## Written task
All entries are to be given again verbatim.

--- START Stored records ---

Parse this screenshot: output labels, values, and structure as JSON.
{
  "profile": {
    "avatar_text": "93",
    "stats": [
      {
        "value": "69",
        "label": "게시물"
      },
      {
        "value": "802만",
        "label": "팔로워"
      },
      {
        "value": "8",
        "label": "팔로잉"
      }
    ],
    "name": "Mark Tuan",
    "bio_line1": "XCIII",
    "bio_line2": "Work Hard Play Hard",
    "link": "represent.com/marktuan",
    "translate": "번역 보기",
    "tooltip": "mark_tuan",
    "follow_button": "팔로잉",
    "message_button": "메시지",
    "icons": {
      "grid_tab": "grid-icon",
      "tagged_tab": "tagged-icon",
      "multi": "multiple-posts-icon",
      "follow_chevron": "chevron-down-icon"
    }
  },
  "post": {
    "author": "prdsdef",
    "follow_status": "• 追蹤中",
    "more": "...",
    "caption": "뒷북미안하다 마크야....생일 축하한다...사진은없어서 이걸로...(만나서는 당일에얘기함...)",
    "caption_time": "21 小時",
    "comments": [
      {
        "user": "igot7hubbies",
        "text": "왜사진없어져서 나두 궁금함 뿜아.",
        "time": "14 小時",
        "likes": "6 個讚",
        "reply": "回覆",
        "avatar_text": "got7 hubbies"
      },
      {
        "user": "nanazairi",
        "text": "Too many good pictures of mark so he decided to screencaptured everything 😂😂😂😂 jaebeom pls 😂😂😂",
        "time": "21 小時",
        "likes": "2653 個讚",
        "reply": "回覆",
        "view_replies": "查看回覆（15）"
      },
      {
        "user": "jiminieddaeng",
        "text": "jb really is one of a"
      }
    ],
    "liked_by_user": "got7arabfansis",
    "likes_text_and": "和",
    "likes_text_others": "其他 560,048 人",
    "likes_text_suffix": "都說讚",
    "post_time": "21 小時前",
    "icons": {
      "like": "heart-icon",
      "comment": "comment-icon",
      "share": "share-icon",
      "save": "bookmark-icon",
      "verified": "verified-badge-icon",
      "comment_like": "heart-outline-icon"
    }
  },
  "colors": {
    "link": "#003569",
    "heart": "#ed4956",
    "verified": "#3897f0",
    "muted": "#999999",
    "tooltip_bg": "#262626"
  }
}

--- END Stored records ---

## Exercise answer
Parse this screenshot: output labels, values, and structure as JSON.
{
  "profile": {
    "avatar_text": "93",
    "stats": [
      {
        "value": "69",
        "label": "게시물"
      },
      {
        "value": "802만",
        "label": "팔로워"
      },
      {
        "value": "8",
        "label": "팔로잉"
      }
    ],
    "name": "Mark Tuan",
    "bio_line1": "XCIII",
    "bio_line2": "Work Hard Play Hard",
    "link": "represent.com/marktuan",
    "translate": "번역 보기",
    "tooltip": "mark_tuan",
    "follow_button": "팔로잉",
    "message_button": "메시지",
    "icons": {
      "grid_tab": "grid-icon",
      "tagged_tab": "tagged-icon",
      "multi": "multiple-posts-icon",
      "follow_chevron": "chevron-down-icon"
    }
  },
  "post": {
    "author": "prdsdef",
    "follow_status": "• 追蹤中",
    "more": "...",
    "caption": "뒷북미안하다 마크야....생일 축하한다...사진은없어서 이걸로...(만나서는 당일에얘기함...)",
    "caption_time": "21 小時",
    "comments": [
      {
        "user": "igot7hubbies",
        "text": "왜사진없어져서 나두 궁금함 뿜아.",
        "time": "14 小時",
        "likes": "6 個讚",
        "reply": "回覆",
        "avatar_text": "got7 hubbies"
      },
      {
        "user": "nanazairi",
        "text": "Too many good pictures of mark so he decided to screencaptured everything 😂😂😂😂 jaebeom pls 😂😂😂",
        "time": "21 小時",
        "likes": "2653 個讚",
        "reply": "回覆",
        "view_replies": "查看回覆（15）"
      },
      {
        "user": "jiminieddaeng",
        "text": "jb really is one of a"
      }
    ],
    "liked_by_user": "got7arabfansis",
    "likes_text_and": "和",
    "likes_text_others": "其他 560,048 人",
    "likes_text_suffix": "都說讚",
    "post_time": "21 小時前",
    "icons": {
      "like": "heart-icon",
      "comment": "comment-icon",
      "share": "share-icon",
      "save": "bookmark-icon",
      "verified": "verified-badge-icon",
      "comment_like": "heart-outline-icon"
    }
  },
  "colors": {
    "link": "#003569",
    "heart": "#ed4956",
    "verified": "#3897f0",
    "muted": "#999999",
    "tooltip_bg": "#262626"
  }
}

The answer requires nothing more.